▶ [DATA]:

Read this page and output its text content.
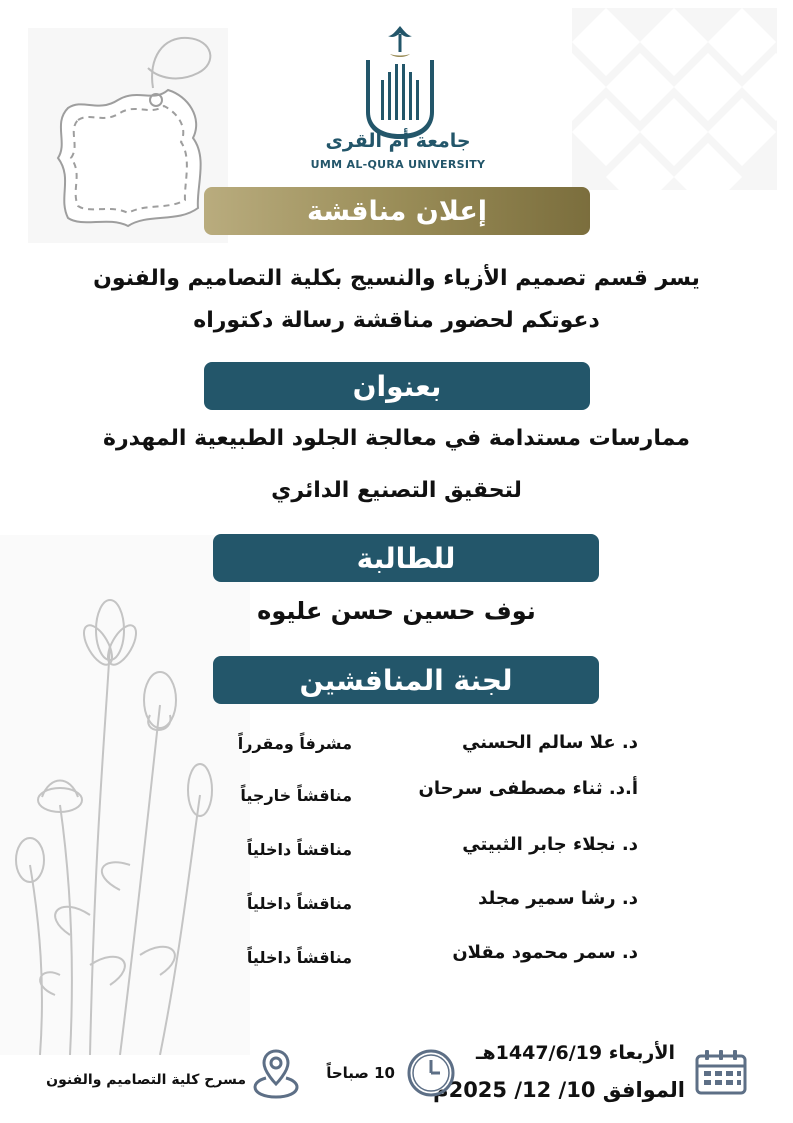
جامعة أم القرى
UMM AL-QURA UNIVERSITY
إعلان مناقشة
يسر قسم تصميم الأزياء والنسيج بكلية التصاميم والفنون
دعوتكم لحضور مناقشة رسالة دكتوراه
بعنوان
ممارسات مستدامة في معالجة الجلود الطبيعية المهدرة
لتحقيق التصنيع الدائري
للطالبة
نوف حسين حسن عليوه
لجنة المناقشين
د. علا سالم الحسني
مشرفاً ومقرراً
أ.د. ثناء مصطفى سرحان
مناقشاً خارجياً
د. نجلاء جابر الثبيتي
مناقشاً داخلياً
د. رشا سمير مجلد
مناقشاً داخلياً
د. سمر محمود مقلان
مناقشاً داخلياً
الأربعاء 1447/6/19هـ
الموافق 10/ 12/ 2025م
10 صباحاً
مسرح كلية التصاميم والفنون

▶ [WRITTEN EXERCISE]:
From the entries above, copy each line holding "مناقشة".

▶ [RESPONSE]:
إعلان مناقشة
دعوتكم لحضور مناقشة رسالة دكتوراه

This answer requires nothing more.